Goal: Can you give all the records again without altering a single character?

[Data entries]
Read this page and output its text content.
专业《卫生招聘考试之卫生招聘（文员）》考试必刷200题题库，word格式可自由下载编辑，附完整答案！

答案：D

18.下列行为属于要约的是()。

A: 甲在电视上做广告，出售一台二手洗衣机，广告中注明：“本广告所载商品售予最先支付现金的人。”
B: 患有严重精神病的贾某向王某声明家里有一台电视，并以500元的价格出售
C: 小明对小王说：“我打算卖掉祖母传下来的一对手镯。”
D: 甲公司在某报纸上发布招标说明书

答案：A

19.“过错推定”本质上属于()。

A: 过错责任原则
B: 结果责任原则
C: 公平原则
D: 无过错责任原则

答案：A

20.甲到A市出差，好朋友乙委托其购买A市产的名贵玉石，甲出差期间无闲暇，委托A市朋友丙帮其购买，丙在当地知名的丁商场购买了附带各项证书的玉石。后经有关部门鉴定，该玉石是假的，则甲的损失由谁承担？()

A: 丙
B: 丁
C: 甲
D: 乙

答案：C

Written response:
Read this page and output its text content.
专业《卫生招聘考试之卫生招聘（文员）》考试必刷200题题库，word格式可自由下载编辑，附完整答案！

答案：D

18.下列行为属于要约的是()。

A: 甲在电视上做广告，出售一台二手洗衣机，广告中注明：“本广告所载商品售予最先支付现金的人。”
B: 患有严重精神病的贾某向王某声明家里有一台电视，并以500元的价格出售
C: 小明对小王说：“我打算卖掉祖母传下来的一对手镯。”
D: 甲公司在某报纸上发布招标说明书

答案：A

19.“过错推定”本质上属于()。

A: 过错责任原则
B: 结果责任原则
C: 公平原则
D: 无过错责任原则

答案：A

20.甲到A市出差，好朋友乙委托其购买A市产的名贵玉石，甲出差期间无闲暇，委托A市朋友丙帮其购买，丙在当地知名的丁商场购买了附带各项证书的玉石。后经有关部门鉴定，该玉石是假的，则甲的损失由谁承担？()

A: 丙
B: 丁
C: 甲
D: 乙

答案：C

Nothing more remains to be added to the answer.